** start **

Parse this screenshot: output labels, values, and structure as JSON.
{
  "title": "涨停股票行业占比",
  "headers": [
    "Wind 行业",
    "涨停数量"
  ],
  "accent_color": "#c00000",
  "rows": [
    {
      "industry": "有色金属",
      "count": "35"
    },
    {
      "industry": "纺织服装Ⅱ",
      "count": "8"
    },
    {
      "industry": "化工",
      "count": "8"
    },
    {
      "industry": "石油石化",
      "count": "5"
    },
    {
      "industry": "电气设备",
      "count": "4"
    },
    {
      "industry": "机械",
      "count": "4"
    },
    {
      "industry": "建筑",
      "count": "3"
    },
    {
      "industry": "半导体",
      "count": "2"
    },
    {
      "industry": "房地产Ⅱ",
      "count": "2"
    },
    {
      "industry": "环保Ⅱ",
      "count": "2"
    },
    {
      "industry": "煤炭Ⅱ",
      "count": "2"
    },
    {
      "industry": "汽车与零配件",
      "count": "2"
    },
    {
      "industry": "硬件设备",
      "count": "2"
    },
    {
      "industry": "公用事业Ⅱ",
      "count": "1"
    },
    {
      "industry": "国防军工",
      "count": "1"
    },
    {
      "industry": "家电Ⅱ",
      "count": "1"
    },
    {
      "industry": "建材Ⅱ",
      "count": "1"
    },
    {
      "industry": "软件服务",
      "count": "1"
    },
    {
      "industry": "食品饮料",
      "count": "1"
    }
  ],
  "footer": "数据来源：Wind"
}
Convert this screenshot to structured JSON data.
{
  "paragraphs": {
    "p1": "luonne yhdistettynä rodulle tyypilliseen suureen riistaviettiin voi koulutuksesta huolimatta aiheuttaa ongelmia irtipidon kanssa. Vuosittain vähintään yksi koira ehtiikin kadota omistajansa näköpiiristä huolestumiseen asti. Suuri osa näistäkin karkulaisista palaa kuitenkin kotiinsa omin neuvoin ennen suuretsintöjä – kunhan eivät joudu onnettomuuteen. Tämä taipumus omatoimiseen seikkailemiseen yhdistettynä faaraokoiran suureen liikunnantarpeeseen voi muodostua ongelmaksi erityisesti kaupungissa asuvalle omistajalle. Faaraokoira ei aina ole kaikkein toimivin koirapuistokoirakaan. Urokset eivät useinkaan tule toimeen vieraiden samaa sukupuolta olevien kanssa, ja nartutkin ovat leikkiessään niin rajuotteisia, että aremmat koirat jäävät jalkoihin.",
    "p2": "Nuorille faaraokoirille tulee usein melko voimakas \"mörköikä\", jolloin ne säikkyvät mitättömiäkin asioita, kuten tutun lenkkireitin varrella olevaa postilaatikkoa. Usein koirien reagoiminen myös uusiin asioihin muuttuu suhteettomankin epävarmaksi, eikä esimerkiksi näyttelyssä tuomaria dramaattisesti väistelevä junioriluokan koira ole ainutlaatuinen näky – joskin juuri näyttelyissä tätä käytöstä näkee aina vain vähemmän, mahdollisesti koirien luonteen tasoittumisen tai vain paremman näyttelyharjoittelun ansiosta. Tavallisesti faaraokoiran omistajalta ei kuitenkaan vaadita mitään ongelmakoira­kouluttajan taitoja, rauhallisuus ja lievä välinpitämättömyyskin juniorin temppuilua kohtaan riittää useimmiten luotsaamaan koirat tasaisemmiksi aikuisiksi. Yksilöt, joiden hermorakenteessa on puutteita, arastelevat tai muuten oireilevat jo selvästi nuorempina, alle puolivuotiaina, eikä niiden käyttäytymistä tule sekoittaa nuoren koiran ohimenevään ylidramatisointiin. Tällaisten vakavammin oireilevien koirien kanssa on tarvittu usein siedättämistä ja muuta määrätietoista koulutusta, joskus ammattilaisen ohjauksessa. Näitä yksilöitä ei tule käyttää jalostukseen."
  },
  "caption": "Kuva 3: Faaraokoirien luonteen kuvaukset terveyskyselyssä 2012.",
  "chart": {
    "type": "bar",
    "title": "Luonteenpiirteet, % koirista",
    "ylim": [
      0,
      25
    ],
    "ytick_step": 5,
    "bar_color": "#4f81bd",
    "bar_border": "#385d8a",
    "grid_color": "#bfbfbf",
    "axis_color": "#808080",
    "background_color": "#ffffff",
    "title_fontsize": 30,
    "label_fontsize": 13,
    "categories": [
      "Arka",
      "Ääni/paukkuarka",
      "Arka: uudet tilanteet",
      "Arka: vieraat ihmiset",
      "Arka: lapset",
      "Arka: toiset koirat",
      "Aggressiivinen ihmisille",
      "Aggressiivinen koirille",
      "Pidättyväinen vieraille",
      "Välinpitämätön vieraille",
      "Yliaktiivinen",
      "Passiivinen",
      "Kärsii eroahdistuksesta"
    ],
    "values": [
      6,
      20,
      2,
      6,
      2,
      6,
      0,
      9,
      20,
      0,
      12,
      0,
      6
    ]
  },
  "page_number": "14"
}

** end **

[WRITTEN REQUEST] Take the lines above and retype all of them exactly.

[OUTPUT OF THE TASK]
Parse this screenshot: output labels, values, and structure as JSON.
{
  "title": "涨停股票行业占比",
  "headers": [
    "Wind 行业",
    "涨停数量"
  ],
  "accent_color": "#c00000",
  "rows": [
    {
      "industry": "有色金属",
      "count": "35"
    },
    {
      "industry": "纺织服装Ⅱ",
      "count": "8"
    },
    {
      "industry": "化工",
      "count": "8"
    },
    {
      "industry": "石油石化",
      "count": "5"
    },
    {
      "industry": "电气设备",
      "count": "4"
    },
    {
      "industry": "机械",
      "count": "4"
    },
    {
      "industry": "建筑",
      "count": "3"
    },
    {
      "industry": "半导体",
      "count": "2"
    },
    {
      "industry": "房地产Ⅱ",
      "count": "2"
    },
    {
      "industry": "环保Ⅱ",
      "count": "2"
    },
    {
      "industry": "煤炭Ⅱ",
      "count": "2"
    },
    {
      "industry": "汽车与零配件",
      "count": "2"
    },
    {
      "industry": "硬件设备",
      "count": "2"
    },
    {
      "industry": "公用事业Ⅱ",
      "count": "1"
    },
    {
      "industry": "国防军工",
      "count": "1"
    },
    {
      "industry": "家电Ⅱ",
      "count": "1"
    },
    {
      "industry": "建材Ⅱ",
      "count": "1"
    },
    {
      "industry": "软件服务",
      "count": "1"
    },
    {
      "industry": "食品饮料",
      "count": "1"
    }
  ],
  "footer": "数据来源：Wind"
}
Convert this screenshot to structured JSON data.
{
  "paragraphs": {
    "p1": "luonne yhdistettynä rodulle tyypilliseen suureen riistaviettiin voi koulutuksesta huolimatta aiheuttaa ongelmia irtipidon kanssa. Vuosittain vähintään yksi koira ehtiikin kadota omistajansa näköpiiristä huolestumiseen asti. Suuri osa näistäkin karkulaisista palaa kuitenkin kotiinsa omin neuvoin ennen suuretsintöjä – kunhan eivät joudu onnettomuuteen. Tämä taipumus omatoimiseen seikkailemiseen yhdistettynä faaraokoiran suureen liikunnantarpeeseen voi muodostua ongelmaksi erityisesti kaupungissa asuvalle omistajalle. Faaraokoira ei aina ole kaikkein toimivin koirapuistokoirakaan. Urokset eivät useinkaan tule toimeen vieraiden samaa sukupuolta olevien kanssa, ja nartutkin ovat leikkiessään niin rajuotteisia, että aremmat koirat jäävät jalkoihin.",
    "p2": "Nuorille faaraokoirille tulee usein melko voimakas \"mörköikä\", jolloin ne säikkyvät mitättömiäkin asioita, kuten tutun lenkkireitin varrella olevaa postilaatikkoa. Usein koirien reagoiminen myös uusiin asioihin muuttuu suhteettomankin epävarmaksi, eikä esimerkiksi näyttelyssä tuomaria dramaattisesti väistelevä junioriluokan koira ole ainutlaatuinen näky – joskin juuri näyttelyissä tätä käytöstä näkee aina vain vähemmän, mahdollisesti koirien luonteen tasoittumisen tai vain paremman näyttelyharjoittelun ansiosta. Tavallisesti faaraokoiran omistajalta ei kuitenkaan vaadita mitään ongelmakoira­kouluttajan taitoja, rauhallisuus ja lievä välinpitämättömyyskin juniorin temppuilua kohtaan riittää useimmiten luotsaamaan koirat tasaisemmiksi aikuisiksi. Yksilöt, joiden hermorakenteessa on puutteita, arastelevat tai muuten oireilevat jo selvästi nuorempina, alle puolivuotiaina, eikä niiden käyttäytymistä tule sekoittaa nuoren koiran ohimenevään ylidramatisointiin. Tällaisten vakavammin oireilevien koirien kanssa on tarvittu usein siedättämistä ja muuta määrätietoista koulutusta, joskus ammattilaisen ohjauksessa. Näitä yksilöitä ei tule käyttää jalostukseen."
  },
  "caption": "Kuva 3: Faaraokoirien luonteen kuvaukset terveyskyselyssä 2012.",
  "chart": {
    "type": "bar",
    "title": "Luonteenpiirteet, % koirista",
    "ylim": [
      0,
      25
    ],
    "ytick_step": 5,
    "bar_color": "#4f81bd",
    "bar_border": "#385d8a",
    "grid_color": "#bfbfbf",
    "axis_color": "#808080",
    "background_color": "#ffffff",
    "title_fontsize": 30,
    "label_fontsize": 13,
    "categories": [
      "Arka",
      "Ääni/paukkuarka",
      "Arka: uudet tilanteet",
      "Arka: vieraat ihmiset",
      "Arka: lapset",
      "Arka: toiset koirat",
      "Aggressiivinen ihmisille",
      "Aggressiivinen koirille",
      "Pidättyväinen vieraille",
      "Välinpitämätön vieraille",
      "Yliaktiivinen",
      "Passiivinen",
      "Kärsii eroahdistuksesta"
    ],
    "values": [
      6,
      20,
      2,
      6,
      2,
      6,
      0,
      9,
      20,
      0,
      12,
      0,
      6
    ]
  },
  "page_number": "14"
}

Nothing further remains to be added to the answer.